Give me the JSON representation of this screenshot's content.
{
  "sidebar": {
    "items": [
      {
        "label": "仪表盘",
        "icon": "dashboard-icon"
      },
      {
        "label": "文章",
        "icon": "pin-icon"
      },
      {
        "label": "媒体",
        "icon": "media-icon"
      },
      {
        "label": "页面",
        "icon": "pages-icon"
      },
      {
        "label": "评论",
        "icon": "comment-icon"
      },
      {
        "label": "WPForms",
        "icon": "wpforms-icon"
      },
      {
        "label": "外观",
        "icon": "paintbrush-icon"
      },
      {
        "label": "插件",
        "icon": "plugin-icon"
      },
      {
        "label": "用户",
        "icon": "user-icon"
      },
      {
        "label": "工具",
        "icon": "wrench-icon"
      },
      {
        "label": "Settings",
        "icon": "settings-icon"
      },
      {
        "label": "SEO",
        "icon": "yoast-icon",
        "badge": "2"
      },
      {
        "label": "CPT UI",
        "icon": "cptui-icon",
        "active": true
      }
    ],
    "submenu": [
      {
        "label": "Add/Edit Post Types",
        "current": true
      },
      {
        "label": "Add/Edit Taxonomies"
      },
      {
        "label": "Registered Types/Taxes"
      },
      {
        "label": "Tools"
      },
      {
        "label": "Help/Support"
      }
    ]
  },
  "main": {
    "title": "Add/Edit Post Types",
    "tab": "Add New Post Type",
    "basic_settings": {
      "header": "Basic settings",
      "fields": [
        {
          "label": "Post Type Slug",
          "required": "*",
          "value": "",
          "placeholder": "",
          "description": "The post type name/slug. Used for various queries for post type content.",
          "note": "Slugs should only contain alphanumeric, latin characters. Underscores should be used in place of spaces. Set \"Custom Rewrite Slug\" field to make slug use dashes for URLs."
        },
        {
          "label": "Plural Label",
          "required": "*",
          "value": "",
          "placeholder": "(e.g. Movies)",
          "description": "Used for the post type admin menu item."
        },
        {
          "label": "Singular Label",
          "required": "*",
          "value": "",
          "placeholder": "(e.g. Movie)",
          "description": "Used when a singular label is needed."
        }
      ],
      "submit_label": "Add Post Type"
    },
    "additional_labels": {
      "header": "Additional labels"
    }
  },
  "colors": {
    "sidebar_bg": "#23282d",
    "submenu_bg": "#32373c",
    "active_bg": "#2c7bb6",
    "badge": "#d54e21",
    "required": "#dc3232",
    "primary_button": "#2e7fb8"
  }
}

**CHALLENGE**
Scan the lines for the string "Types". Pick out every line that has it.

**SOLUTION TO THIS PROBLEM**
        "label": "Add/Edit Post Types",
        "label": "Registered Types/Taxes"
    "title": "Add/Edit Post Types",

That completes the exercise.